**WHAT NEEDS TO BE DONE**
Write out the whole listing word for word.

**MATERIAL PROVIDED**
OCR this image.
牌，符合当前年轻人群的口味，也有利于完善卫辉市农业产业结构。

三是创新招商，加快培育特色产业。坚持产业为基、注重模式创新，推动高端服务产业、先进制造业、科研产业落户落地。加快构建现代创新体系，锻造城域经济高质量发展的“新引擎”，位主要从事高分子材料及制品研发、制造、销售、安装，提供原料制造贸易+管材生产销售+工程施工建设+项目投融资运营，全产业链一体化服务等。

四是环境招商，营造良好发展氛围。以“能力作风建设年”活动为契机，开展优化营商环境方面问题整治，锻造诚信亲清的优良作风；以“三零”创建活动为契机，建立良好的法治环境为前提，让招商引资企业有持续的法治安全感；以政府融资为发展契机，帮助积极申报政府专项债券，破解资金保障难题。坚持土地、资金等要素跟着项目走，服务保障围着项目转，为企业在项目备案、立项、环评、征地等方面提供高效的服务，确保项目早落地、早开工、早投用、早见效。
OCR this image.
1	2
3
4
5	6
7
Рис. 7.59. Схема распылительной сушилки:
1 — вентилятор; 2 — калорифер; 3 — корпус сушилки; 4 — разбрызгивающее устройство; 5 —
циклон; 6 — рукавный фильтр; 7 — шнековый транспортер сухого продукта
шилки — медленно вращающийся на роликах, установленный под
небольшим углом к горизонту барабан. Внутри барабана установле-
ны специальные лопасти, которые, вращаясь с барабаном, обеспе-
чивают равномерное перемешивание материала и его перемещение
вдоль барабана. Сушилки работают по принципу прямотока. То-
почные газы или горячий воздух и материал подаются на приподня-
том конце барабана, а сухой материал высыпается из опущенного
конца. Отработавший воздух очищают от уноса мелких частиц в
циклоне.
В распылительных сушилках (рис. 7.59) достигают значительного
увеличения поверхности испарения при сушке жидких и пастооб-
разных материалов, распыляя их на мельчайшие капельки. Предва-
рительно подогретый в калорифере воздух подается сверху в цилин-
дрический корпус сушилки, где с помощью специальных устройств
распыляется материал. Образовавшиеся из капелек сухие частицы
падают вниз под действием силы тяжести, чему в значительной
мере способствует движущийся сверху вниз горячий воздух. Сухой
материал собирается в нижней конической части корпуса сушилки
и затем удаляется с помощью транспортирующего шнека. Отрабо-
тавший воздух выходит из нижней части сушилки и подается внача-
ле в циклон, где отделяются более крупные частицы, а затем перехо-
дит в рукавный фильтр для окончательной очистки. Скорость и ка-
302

**COMPLETED EXERCISE**
OCR this image.
牌，符合当前年轻人群的口味，也有利于完善卫辉市农业产业结构。

三是创新招商，加快培育特色产业。坚持产业为基、注重模式创新，推动高端服务产业、先进制造业、科研产业落户落地。加快构建现代创新体系，锻造城域经济高质量发展的“新引擎”，位主要从事高分子材料及制品研发、制造、销售、安装，提供原料制造贸易+管材生产销售+工程施工建设+项目投融资运营，全产业链一体化服务等。

四是环境招商，营造良好发展氛围。以“能力作风建设年”活动为契机，开展优化营商环境方面问题整治，锻造诚信亲清的优良作风；以“三零”创建活动为契机，建立良好的法治环境为前提，让招商引资企业有持续的法治安全感；以政府融资为发展契机，帮助积极申报政府专项债券，破解资金保障难题。坚持土地、资金等要素跟着项目走，服务保障围着项目转，为企业在项目备案、立项、环评、征地等方面提供高效的服务，确保项目早落地、早开工、早投用、早见效。
OCR this image.
1	2
3
4
5	6
7
Рис. 7.59. Схема распылительной сушилки:
1 — вентилятор; 2 — калорифер; 3 — корпус сушилки; 4 — разбрызгивающее устройство; 5 —
циклон; 6 — рукавный фильтр; 7 — шнековый транспортер сухого продукта
шилки — медленно вращающийся на роликах, установленный под
небольшим углом к горизонту барабан. Внутри барабана установле-
ны специальные лопасти, которые, вращаясь с барабаном, обеспе-
чивают равномерное перемешивание материала и его перемещение
вдоль барабана. Сушилки работают по принципу прямотока. То-
почные газы или горячий воздух и материал подаются на приподня-
том конце барабана, а сухой материал высыпается из опущенного
конца. Отработавший воздух очищают от уноса мелких частиц в
циклоне.
В распылительных сушилках (рис. 7.59) достигают значительного
увеличения поверхности испарения при сушке жидких и пастооб-
разных материалов, распыляя их на мельчайшие капельки. Предва-
рительно подогретый в калорифере воздух подается сверху в цилин-
дрический корпус сушилки, где с помощью специальных устройств
распыляется материал. Образовавшиеся из капелек сухие частицы
падают вниз под действием силы тяжести, чему в значительной
мере способствует движущийся сверху вниз горячий воздух. Сухой
материал собирается в нижней конической части корпуса сушилки
и затем удаляется с помощью транспортирующего шнека. Отрабо-
тавший воздух выходит из нижней части сушилки и подается внача-
ле в циклон, где отделяются более крупные частицы, а затем перехо-
дит в рукавный фильтр для окончательной очистки. Скорость и ка-
302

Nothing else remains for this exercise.